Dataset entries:
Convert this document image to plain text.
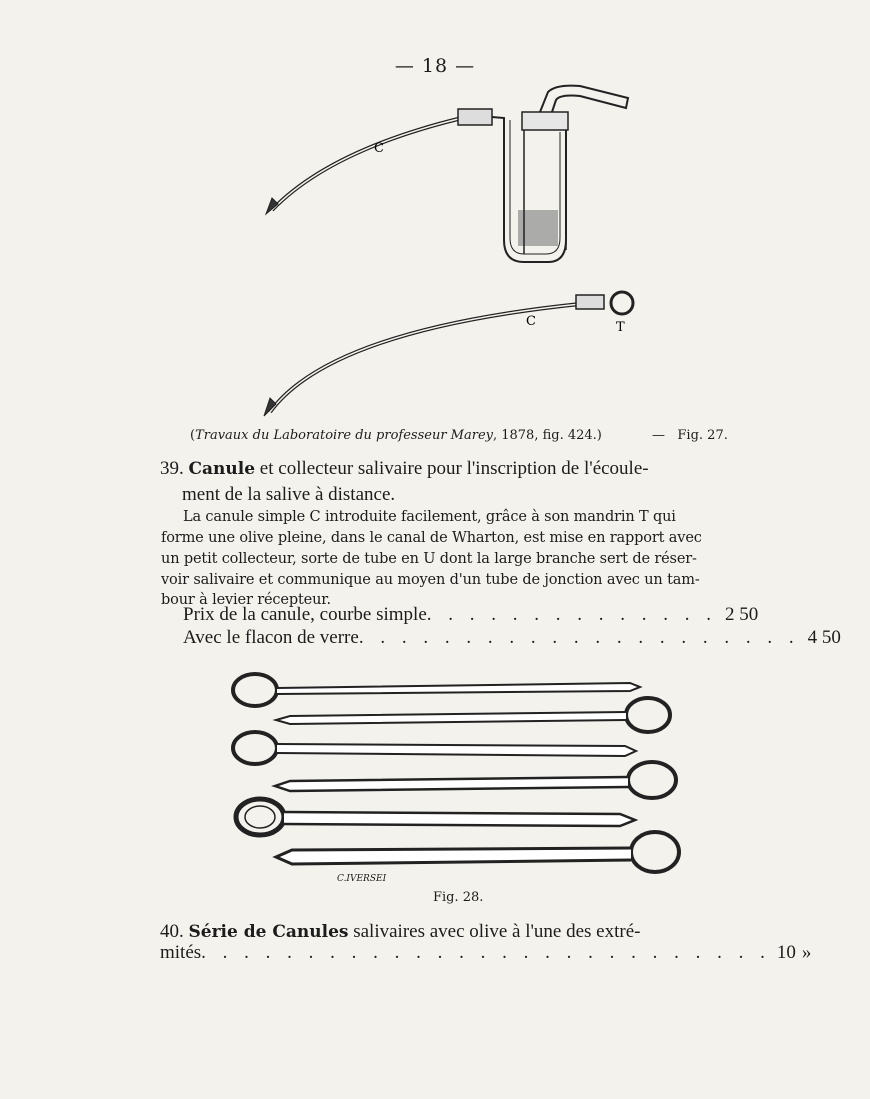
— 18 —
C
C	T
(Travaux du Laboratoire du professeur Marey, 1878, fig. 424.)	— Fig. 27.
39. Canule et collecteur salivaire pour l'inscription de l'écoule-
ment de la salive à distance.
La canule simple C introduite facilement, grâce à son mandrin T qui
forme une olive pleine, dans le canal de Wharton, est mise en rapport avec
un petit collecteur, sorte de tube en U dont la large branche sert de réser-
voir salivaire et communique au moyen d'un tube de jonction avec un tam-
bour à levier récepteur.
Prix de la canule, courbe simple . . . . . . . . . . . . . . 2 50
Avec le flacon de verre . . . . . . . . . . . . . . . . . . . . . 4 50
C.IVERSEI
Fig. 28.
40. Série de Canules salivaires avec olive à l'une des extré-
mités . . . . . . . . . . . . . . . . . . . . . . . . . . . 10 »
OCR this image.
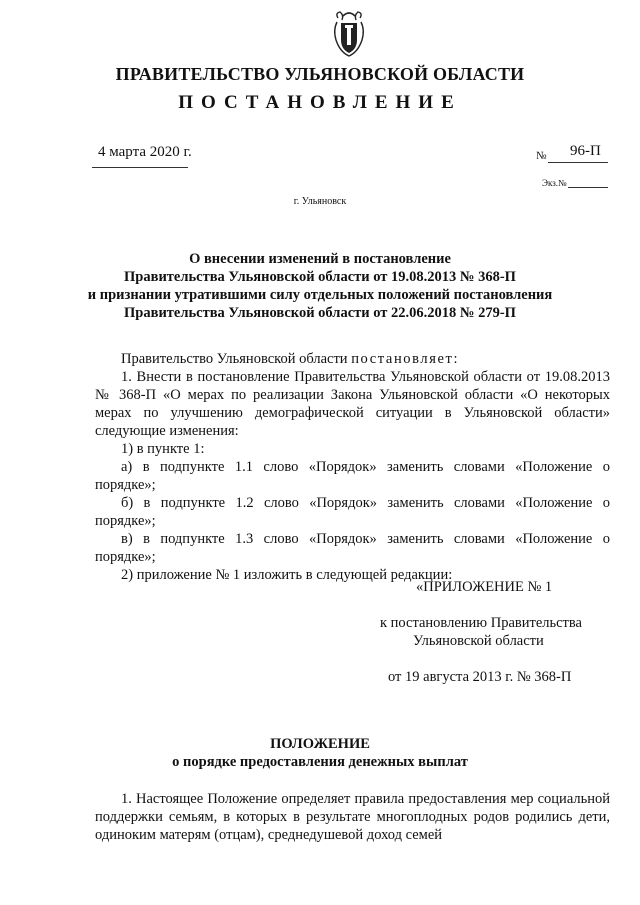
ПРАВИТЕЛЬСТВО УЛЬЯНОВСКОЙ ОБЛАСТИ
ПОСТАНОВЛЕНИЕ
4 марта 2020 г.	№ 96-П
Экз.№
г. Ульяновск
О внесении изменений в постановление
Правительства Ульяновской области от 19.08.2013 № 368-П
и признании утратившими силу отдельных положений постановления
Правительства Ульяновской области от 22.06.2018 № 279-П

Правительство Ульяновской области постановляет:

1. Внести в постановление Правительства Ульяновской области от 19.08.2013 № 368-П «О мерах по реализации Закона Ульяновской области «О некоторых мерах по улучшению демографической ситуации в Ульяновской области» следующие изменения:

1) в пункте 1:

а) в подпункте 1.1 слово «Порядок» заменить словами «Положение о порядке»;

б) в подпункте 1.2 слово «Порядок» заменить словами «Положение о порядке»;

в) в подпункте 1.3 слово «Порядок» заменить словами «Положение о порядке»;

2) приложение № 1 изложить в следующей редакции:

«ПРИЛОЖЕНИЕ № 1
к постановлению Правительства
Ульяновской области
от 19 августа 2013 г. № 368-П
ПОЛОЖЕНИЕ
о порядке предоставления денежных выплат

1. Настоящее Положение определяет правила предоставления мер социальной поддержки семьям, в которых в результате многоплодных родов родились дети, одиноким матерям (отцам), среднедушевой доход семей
...
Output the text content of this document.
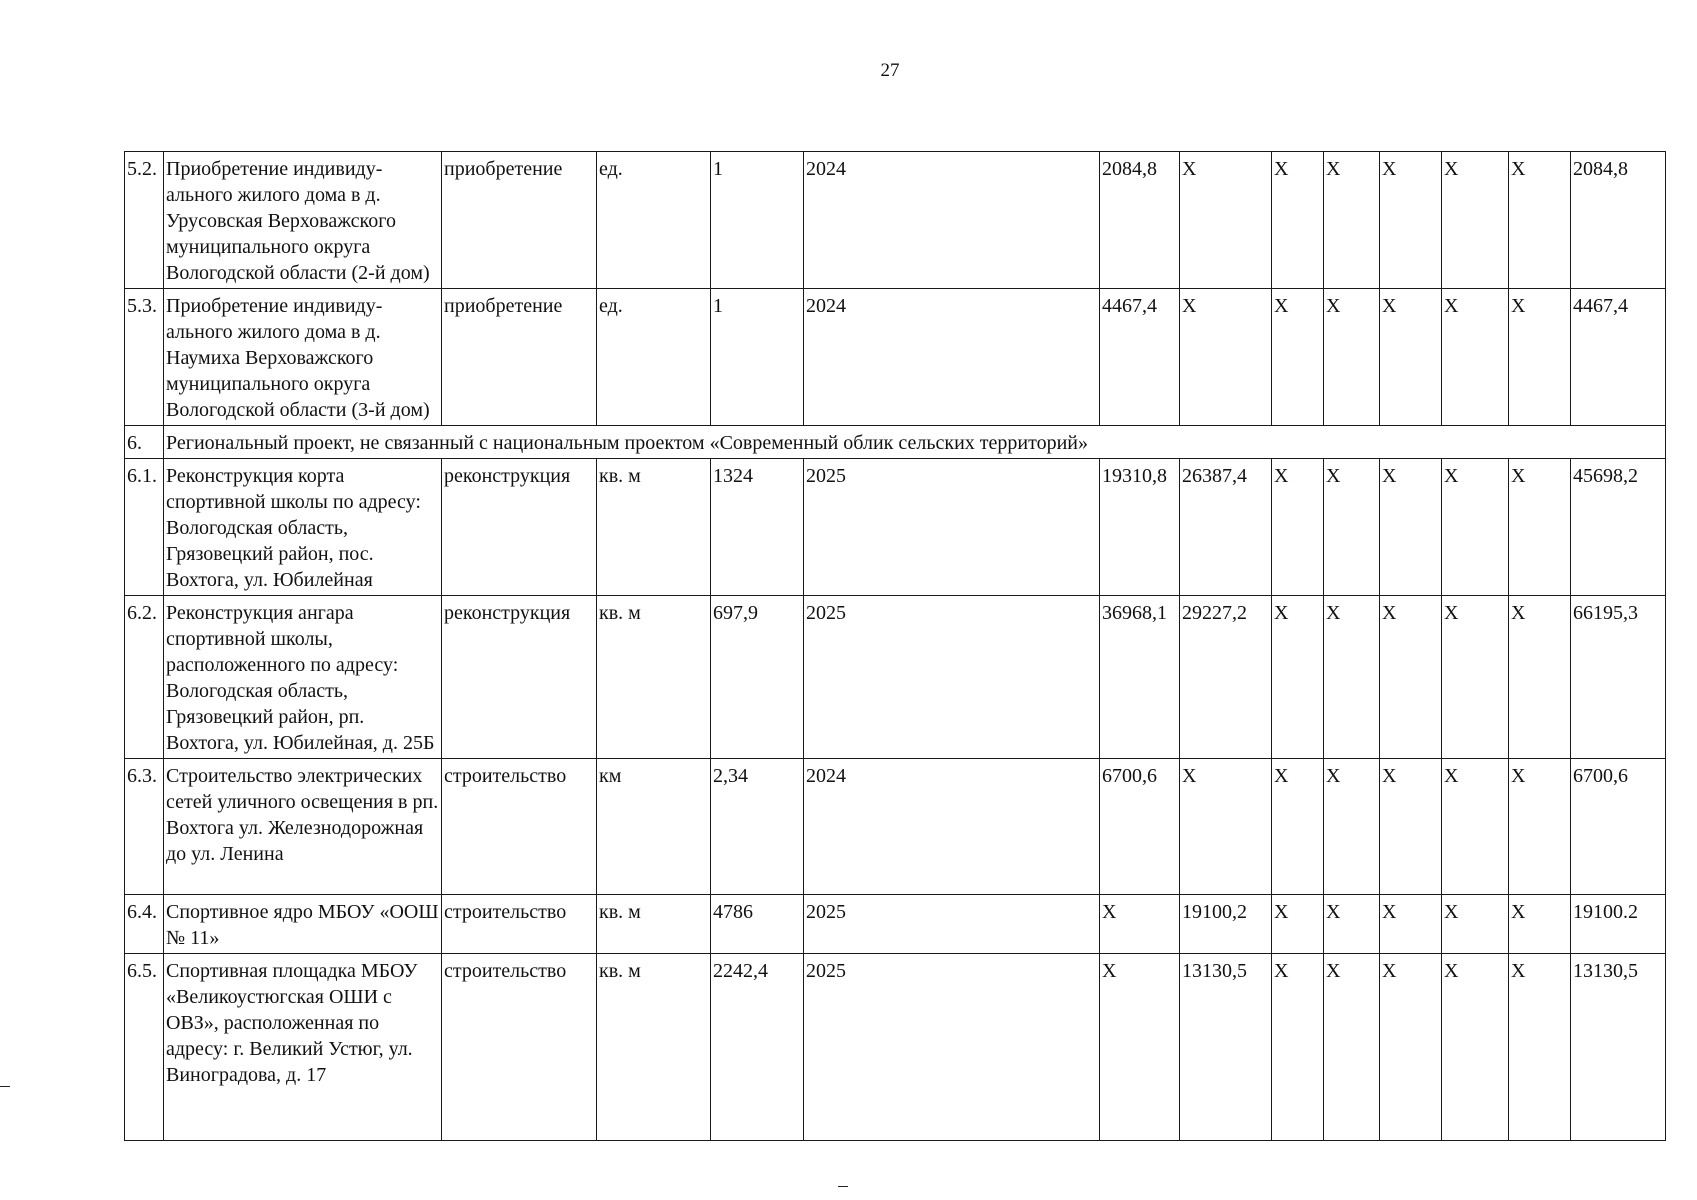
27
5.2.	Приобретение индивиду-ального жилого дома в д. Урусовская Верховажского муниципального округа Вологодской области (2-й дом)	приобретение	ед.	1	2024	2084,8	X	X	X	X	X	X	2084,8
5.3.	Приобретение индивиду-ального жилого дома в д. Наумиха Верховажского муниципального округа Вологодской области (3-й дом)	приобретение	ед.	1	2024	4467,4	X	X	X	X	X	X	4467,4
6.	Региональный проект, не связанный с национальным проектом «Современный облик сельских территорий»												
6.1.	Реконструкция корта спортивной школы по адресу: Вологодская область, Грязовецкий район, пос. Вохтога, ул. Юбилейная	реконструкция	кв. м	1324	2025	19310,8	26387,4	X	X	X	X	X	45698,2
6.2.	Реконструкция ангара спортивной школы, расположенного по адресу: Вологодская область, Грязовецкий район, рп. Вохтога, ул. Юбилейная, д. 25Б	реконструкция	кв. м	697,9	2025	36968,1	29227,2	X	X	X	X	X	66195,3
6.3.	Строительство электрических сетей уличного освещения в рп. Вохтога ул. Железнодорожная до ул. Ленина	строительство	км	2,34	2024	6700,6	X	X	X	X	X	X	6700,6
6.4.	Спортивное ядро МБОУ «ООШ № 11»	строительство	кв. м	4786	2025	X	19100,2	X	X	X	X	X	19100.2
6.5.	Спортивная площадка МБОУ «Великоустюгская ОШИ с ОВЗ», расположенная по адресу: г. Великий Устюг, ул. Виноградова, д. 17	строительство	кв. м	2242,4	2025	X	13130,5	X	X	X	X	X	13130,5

• WHAT YOU WILL DO: Pick out every line of the listing containing the word "Реконструкция", and show those lines.

• EXPECTED ANSWER:
6.1.	Реконструкция корта спортивной школы по адресу: Вологодская область, Грязовецкий район, пос. Вохтога, ул. Юбилейная	реконструкция	кв. м	1324	2025	19310,8	26387,4	X	X	X	X	X	45698,2
6.2.	Реконструкция ангара спортивной школы, расположенного по адресу: Вологодская область, Грязовецкий район, рп. Вохтога, ул. Юбилейная, д. 25Б	реконструкция	кв. м	697,9	2025	36968,1	29227,2	X	X	X	X	X	66195,3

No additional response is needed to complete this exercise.